··· TEXTE À LIRE ···
Les agents de la sécurité civile sont vent debout contre leur chef qui n'est autre que le commandant Takfine. Ce dernier qui s'est attaqué aux pompiers a fini par s'attirer la foudre des soldats du feu malgré ses excuses.
L’opinion publique a assisté ce 2 novembre à un geste solidaire des agents de la direction civile. Et ceci fait suite aux injures proférées par le directeur général de la DGSC à l’endroit des pompiers la semaine dernière. Tous réunis à l'entrée de la direction civile, ils ont affiché des banderoles où on peut lire « Takfine n'est pas la bienvenue », « Les pompiers ne sont pas des chiens ». « C'est inadmissible que notre chef, lui qui doit nous éduquer nous traite de chiens. Nous ne pouvons pas accepter qu'on nous insulte avec nos préfets et chefs de village. Takfine a cette habitude de nous traiter d’animaux. La preuve est évidente. Tout le monde a vu et entendu les propos ignobles qu’il a tenus le 26 octobre dernier, contre notre collègue en plein service. C'est comme ça qu'il nous traite tous », lance Abdérémane Mahamoud, un sapeur pompier.
···
> **CONSIGNE 1**: Recopiez, dans l'article sur la colère des pompiers, le passage dont les premiers mots contiennent « Les agents de » et qui s'achève sur « malgré ses excuses. ».
> **CONSIGNE 2**: Comment traduire en anglais cette phrase de l'article sur la colère des pompiers : « L’opinion publique a assisté ce 2 novembre à un geste solidaire des agents de la direction civile. » ?
··· DONNÉES ···
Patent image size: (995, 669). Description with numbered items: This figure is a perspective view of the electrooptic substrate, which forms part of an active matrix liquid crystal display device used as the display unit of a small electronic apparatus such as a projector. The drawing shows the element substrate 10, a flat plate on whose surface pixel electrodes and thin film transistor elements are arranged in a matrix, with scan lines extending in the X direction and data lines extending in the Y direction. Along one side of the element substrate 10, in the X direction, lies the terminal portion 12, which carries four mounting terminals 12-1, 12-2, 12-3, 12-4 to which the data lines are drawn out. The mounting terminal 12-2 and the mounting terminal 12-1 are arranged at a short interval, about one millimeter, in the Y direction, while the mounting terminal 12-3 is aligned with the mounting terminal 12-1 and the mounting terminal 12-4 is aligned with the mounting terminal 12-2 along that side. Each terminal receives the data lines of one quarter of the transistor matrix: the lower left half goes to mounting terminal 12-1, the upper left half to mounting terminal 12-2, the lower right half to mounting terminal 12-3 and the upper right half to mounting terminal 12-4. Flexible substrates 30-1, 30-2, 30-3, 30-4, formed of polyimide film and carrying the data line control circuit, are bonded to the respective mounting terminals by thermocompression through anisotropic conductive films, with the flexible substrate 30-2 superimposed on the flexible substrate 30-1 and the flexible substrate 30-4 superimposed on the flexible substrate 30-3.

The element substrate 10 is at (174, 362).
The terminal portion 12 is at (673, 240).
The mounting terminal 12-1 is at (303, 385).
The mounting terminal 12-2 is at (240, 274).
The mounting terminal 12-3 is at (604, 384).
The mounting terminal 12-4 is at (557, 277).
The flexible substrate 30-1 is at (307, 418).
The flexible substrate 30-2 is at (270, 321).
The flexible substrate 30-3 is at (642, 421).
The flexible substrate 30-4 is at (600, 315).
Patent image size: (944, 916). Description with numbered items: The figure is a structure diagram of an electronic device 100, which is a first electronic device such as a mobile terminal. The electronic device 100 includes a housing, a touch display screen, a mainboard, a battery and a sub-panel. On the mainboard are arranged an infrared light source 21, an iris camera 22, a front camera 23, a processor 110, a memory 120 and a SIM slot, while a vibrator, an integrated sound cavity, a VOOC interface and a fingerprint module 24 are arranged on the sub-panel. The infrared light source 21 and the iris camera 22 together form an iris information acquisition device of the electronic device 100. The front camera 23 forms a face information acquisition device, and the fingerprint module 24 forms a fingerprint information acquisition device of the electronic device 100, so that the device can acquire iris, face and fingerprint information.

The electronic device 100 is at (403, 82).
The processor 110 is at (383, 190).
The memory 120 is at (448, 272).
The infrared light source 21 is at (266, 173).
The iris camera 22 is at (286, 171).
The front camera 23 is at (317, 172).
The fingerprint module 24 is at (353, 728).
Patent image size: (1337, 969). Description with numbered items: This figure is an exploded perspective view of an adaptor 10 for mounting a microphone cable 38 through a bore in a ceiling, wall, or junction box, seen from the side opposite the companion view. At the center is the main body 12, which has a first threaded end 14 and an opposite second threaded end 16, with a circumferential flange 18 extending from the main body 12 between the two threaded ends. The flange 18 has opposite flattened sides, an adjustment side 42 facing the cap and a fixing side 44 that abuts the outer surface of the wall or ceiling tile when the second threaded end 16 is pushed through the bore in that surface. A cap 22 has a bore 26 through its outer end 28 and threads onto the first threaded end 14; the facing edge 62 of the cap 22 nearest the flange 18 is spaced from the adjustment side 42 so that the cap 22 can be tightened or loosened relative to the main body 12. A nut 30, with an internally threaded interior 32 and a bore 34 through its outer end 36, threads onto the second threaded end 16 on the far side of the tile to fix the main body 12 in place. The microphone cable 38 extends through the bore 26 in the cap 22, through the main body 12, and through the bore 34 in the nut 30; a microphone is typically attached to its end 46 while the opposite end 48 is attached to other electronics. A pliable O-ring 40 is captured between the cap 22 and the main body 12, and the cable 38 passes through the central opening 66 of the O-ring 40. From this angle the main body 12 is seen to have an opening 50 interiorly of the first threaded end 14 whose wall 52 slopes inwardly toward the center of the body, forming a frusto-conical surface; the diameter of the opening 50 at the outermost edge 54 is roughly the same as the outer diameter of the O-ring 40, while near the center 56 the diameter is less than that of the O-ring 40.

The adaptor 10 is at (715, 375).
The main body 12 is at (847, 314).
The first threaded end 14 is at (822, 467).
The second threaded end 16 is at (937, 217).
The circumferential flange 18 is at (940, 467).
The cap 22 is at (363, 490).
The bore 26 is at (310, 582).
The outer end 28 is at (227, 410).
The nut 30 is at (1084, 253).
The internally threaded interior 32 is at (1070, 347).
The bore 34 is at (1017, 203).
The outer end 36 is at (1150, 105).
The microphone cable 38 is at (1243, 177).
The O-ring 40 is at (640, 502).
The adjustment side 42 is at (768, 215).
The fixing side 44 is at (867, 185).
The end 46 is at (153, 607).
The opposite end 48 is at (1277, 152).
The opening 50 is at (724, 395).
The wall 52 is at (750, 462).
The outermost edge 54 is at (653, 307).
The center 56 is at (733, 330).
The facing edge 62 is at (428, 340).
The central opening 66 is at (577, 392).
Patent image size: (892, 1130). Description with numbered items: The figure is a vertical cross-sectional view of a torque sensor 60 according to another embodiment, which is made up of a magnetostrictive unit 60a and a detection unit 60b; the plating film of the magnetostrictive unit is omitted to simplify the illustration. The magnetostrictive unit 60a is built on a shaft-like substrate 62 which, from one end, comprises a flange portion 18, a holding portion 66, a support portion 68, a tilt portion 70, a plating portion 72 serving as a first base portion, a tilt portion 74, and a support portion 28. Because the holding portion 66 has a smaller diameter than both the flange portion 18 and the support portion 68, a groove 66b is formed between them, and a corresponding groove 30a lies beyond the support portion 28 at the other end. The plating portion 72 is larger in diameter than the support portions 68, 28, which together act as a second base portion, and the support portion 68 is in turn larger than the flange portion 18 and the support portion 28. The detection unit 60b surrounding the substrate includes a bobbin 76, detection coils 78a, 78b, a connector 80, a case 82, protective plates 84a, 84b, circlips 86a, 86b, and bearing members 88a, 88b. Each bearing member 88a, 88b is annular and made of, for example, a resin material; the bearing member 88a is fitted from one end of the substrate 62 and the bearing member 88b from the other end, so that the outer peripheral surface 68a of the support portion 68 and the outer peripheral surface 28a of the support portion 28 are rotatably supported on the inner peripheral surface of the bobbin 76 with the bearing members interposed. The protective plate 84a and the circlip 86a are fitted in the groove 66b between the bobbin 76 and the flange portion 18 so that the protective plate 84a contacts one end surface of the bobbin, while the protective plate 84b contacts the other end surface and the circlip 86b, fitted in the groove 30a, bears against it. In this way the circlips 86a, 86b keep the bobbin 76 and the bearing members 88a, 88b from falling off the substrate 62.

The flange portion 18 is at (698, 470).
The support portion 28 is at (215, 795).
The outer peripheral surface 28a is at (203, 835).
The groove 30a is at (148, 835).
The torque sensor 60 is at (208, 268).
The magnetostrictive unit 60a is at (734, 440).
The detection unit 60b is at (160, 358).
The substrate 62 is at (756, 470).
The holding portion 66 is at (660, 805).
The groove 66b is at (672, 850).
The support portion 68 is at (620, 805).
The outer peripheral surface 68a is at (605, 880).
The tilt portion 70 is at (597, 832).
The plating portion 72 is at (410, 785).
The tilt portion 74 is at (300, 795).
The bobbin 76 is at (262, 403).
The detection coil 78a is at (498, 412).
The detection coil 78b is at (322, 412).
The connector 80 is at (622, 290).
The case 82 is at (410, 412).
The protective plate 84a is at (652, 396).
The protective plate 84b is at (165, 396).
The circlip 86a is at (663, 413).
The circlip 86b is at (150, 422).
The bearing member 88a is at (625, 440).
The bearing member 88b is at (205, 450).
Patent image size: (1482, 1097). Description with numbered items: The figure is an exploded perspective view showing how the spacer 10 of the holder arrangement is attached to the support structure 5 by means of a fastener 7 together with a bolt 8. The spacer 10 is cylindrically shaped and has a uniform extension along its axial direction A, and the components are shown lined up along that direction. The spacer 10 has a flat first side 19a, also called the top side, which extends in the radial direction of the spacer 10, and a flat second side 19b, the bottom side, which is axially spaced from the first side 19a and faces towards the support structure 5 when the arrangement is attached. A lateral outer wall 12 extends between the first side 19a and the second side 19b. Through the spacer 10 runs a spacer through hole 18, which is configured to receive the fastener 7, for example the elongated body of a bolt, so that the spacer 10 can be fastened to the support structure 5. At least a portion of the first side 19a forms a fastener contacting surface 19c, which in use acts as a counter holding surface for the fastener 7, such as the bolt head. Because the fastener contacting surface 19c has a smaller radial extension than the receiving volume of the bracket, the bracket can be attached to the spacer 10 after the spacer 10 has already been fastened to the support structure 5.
···
> **CORRIGÉ 1**:
Les agents de la sécurité civile sont vent debout contre leur chef qui n'est autre que le commandant Takfine. Ce dernier qui s'est attaqué aux pompiers a fini par s'attirer la foudre des soldats du feu malgré ses excuses.

> **CORRIGÉ 2**: On November 2, the public witnessed an act of solidarity by the staff of the civil directorate.